_WHAT THE TASK ASKS:_
Scan the data for lines with "тонн" and report the count by itself.

▽

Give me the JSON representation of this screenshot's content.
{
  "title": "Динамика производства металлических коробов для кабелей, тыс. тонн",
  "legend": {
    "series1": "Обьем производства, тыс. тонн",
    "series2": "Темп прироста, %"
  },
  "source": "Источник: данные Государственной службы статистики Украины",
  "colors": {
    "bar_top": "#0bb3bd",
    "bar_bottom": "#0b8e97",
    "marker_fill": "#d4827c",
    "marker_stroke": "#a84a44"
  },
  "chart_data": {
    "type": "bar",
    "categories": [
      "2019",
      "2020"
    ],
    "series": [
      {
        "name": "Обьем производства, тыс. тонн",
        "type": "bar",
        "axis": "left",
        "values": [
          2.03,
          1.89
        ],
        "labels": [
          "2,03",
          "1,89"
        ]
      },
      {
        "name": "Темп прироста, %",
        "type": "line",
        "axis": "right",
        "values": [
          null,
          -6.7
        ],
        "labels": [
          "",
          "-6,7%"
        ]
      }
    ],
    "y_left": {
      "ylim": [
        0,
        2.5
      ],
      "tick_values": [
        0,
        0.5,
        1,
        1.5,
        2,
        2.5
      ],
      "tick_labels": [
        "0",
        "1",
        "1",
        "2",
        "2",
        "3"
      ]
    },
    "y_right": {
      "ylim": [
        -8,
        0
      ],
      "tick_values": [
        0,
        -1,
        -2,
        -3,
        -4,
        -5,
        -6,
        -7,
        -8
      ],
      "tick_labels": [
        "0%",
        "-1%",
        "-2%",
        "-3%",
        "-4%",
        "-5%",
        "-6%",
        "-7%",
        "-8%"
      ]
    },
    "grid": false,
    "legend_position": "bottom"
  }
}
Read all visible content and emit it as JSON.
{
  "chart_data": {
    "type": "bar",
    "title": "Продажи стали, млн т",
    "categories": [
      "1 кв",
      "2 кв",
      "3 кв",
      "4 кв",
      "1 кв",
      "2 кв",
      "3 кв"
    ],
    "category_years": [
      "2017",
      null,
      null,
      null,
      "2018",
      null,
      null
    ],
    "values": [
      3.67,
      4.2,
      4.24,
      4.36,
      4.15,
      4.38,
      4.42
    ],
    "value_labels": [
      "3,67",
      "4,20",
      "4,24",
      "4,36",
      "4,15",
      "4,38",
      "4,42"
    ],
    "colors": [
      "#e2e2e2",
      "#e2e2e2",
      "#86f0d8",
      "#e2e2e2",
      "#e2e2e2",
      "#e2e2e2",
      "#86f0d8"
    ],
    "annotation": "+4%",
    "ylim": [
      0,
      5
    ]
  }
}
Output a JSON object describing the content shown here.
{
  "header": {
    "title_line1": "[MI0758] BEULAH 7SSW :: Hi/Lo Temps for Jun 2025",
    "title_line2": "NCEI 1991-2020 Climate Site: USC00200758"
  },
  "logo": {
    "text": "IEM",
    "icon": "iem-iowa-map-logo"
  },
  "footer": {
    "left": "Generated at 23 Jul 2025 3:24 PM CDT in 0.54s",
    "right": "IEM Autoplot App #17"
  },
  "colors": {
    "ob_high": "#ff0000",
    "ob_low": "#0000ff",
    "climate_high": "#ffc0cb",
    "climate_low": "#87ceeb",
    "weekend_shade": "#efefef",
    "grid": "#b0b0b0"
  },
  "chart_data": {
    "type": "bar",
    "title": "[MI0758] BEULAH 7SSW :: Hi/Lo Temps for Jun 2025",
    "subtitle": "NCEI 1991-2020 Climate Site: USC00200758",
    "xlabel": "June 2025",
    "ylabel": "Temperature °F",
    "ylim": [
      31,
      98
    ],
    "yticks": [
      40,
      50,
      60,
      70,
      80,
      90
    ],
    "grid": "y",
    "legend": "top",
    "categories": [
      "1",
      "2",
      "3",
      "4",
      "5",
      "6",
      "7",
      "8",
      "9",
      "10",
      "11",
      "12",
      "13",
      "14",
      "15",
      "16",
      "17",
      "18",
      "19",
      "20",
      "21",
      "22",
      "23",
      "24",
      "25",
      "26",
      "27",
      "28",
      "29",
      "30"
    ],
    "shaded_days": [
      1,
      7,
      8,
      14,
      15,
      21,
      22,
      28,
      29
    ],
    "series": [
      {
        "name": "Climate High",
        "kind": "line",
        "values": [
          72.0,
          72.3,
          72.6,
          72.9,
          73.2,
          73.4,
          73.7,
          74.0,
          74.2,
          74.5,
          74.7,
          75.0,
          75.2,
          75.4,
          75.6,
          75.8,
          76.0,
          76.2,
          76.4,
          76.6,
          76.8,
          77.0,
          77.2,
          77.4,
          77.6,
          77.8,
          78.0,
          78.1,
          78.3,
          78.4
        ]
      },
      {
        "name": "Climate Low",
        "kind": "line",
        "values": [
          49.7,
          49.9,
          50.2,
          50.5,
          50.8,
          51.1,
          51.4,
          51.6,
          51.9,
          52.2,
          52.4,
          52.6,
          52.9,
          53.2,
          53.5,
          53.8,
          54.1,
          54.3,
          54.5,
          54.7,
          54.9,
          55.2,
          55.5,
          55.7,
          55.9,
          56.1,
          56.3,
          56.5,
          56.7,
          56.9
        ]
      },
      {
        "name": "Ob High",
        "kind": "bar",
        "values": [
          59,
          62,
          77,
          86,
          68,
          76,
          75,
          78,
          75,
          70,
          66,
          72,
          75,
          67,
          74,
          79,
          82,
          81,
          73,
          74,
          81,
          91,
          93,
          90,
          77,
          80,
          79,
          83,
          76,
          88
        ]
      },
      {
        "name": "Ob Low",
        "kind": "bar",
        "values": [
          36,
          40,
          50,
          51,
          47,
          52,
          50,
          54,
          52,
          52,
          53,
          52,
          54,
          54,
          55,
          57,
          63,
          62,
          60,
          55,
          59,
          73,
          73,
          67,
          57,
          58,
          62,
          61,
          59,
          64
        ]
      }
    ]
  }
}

△

_RESPONSE TO THE EXERCISE:_
3